**The data:**
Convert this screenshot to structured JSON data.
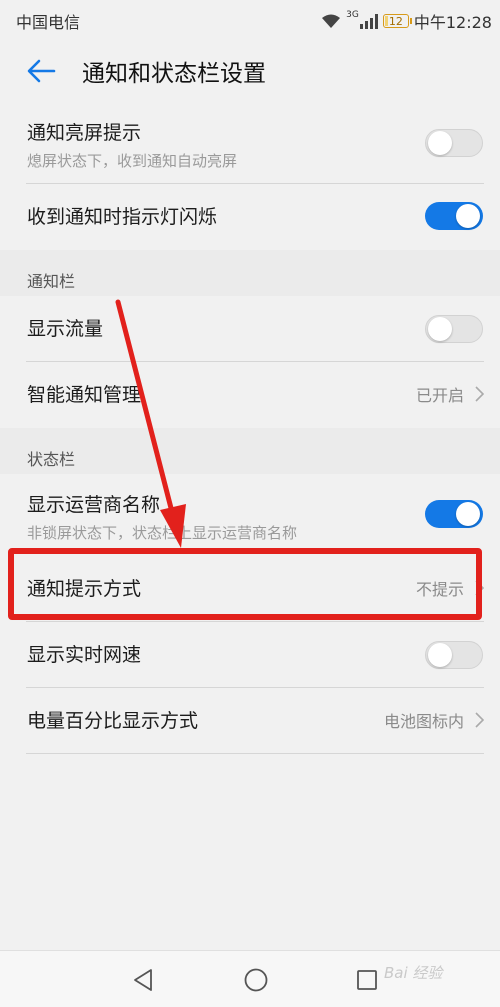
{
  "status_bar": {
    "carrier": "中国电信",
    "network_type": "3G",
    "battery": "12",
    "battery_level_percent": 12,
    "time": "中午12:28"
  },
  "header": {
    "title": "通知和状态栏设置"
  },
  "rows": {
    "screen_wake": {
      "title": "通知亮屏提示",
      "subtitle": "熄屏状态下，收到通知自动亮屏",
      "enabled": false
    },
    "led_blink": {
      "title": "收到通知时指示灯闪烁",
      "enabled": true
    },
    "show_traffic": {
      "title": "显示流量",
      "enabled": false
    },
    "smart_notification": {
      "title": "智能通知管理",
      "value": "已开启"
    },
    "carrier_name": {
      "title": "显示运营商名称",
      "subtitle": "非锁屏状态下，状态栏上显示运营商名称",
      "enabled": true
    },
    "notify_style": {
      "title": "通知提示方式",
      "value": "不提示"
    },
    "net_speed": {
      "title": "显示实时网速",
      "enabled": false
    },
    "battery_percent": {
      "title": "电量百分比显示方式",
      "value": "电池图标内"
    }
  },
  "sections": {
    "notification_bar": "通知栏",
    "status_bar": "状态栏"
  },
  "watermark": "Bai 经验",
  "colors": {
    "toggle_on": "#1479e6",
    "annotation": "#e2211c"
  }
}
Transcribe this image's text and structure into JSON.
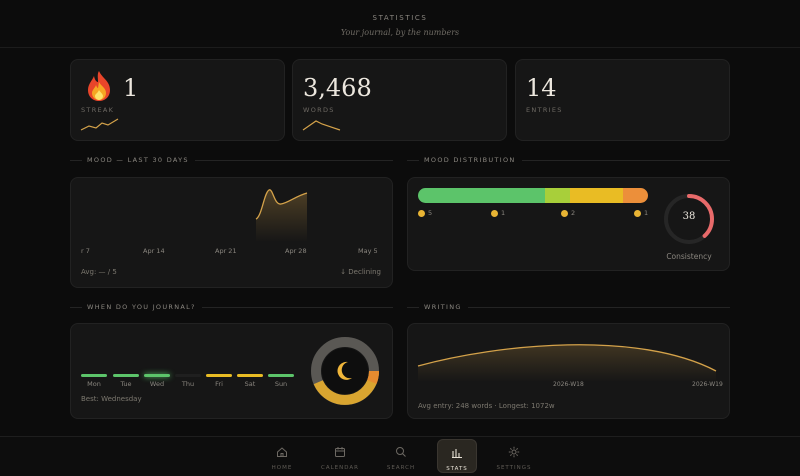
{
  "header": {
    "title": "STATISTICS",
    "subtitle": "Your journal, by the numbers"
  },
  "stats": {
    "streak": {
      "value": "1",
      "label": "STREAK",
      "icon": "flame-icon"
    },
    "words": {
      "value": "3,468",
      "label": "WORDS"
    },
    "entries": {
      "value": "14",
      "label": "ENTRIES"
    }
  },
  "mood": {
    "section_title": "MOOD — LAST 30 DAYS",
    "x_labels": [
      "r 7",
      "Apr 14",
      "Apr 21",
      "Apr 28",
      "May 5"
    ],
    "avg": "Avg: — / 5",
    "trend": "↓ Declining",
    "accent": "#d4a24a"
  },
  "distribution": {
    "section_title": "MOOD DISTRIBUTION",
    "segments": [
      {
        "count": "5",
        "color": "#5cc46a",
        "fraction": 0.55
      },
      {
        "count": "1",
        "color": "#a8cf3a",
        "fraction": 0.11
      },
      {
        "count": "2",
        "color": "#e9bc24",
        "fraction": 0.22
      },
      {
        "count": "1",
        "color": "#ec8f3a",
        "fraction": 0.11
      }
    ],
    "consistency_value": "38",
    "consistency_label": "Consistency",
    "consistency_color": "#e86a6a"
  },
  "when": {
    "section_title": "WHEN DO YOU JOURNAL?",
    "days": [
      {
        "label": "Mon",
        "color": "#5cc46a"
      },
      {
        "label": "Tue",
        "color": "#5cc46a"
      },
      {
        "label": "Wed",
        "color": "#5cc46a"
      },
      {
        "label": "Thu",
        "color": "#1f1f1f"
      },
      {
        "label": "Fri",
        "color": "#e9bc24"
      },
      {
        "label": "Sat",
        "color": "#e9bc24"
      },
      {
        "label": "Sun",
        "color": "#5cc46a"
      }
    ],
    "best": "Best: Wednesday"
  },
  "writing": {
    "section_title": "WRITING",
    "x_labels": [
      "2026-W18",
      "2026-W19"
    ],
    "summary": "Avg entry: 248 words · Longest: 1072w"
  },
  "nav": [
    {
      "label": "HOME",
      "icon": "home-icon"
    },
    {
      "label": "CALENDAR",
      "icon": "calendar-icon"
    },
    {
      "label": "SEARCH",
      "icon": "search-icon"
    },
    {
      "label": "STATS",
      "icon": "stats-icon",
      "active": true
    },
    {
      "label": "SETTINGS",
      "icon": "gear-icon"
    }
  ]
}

--

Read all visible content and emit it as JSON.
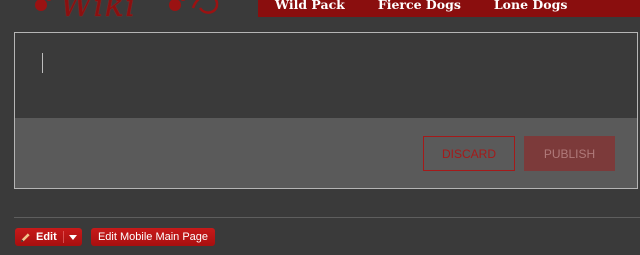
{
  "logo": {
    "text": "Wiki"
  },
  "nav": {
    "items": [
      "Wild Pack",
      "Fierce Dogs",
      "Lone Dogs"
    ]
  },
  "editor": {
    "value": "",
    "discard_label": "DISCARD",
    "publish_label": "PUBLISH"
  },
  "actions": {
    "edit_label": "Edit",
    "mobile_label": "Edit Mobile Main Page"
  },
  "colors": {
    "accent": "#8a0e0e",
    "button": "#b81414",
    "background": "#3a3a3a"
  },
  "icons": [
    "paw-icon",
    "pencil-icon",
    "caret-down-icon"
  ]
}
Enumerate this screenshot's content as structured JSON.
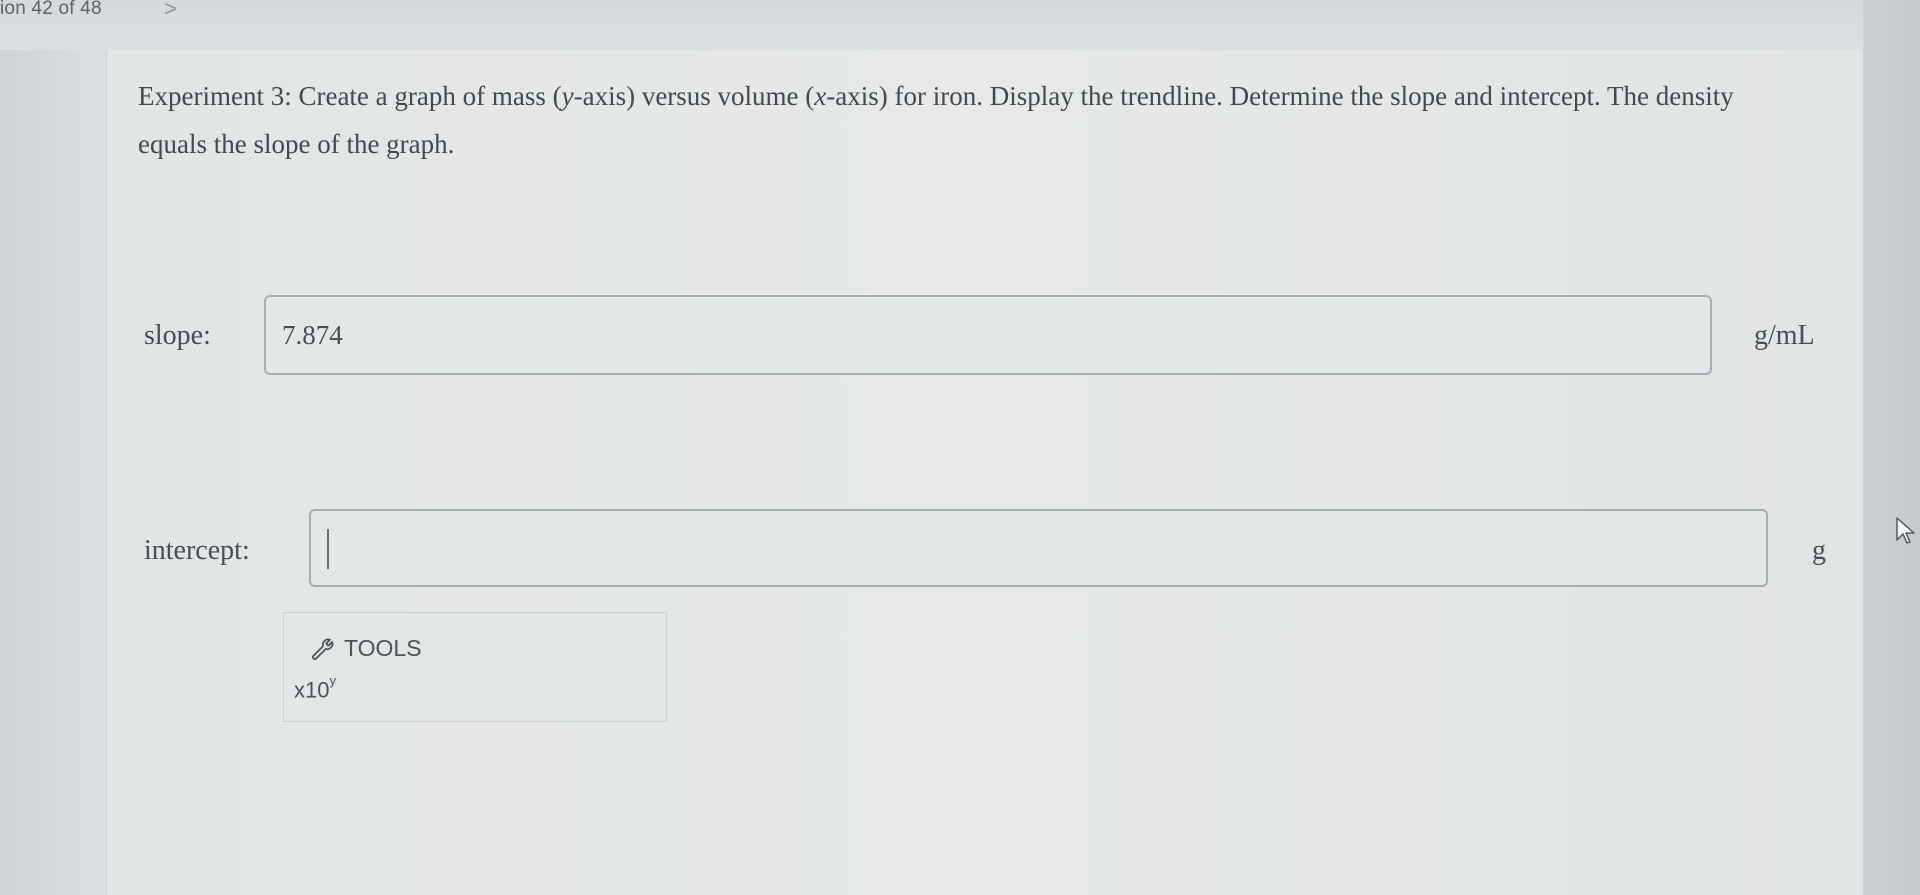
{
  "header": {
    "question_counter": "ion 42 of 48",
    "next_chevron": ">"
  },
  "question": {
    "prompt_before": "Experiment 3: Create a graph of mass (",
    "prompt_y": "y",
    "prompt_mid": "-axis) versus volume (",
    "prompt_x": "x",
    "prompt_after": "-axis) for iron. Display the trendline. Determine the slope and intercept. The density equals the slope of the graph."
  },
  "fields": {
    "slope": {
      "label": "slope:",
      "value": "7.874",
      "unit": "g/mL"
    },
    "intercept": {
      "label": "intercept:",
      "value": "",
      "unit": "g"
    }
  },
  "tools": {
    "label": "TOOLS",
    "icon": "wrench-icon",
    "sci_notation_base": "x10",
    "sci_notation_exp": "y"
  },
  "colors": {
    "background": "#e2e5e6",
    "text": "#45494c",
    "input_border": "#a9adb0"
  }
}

**The problem:** Count each line with "slope" in it and report that figure by itself.

**Problem solution:** 3